TASK TO COMPLETE: Transcribe all of the material exactly. Any picture in it should be left out.

SUPPLIED DATA:
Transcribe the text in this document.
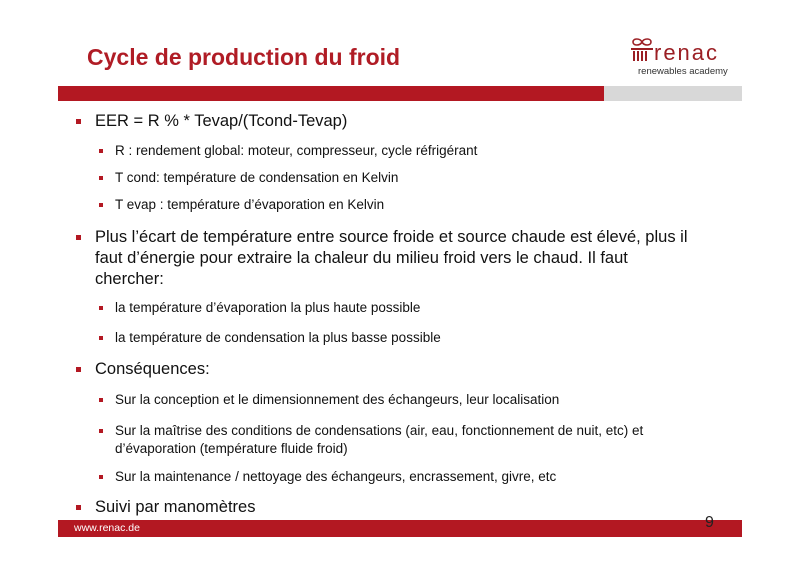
Cycle de production du froid	renac
renewables academy
EER = R % * Tevap/(Tcond-Tevap)
R : rendement global: moteur, compresseur, cycle réfrigérant
T cond: température de condensation en Kelvin
T evap : température d’évaporation en Kelvin
Plus l’écart de température entre source froide et source chaude est élevé, plus il
faut d’énergie pour extraire la chaleur du milieu froid vers le chaud. Il faut
chercher:
la température d’évaporation la plus haute possible
la température de condensation la plus basse possible
Conséquences:
Sur la conception et le dimensionnement des échangeurs, leur localisation
Sur la maîtrise des conditions de condensations (air, eau, fonctionnement de nuit, etc) et
d’évaporation (température fluide froid)
Sur la maintenance / nettoyage des échangeurs, encrassement, givre, etc
Suivi par manomètres
www.renac.de	9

OUTPUT FOR THIS TASK:
Transcribe the text in this document.
Cycle de production du froid	renac
renewables academy
EER = R % * Tevap/(Tcond-Tevap)
R : rendement global: moteur, compresseur, cycle réfrigérant
T cond: température de condensation en Kelvin
T evap : température d’évaporation en Kelvin
Plus l’écart de température entre source froide et source chaude est élevé, plus il
faut d’énergie pour extraire la chaleur du milieu froid vers le chaud. Il faut
chercher:
la température d’évaporation la plus haute possible
la température de condensation la plus basse possible
Conséquences:
Sur la conception et le dimensionnement des échangeurs, leur localisation
Sur la maîtrise des conditions de condensations (air, eau, fonctionnement de nuit, etc) et
d’évaporation (température fluide froid)
Sur la maintenance / nettoyage des échangeurs, encrassement, givre, etc
Suivi par manomètres
www.renac.de	9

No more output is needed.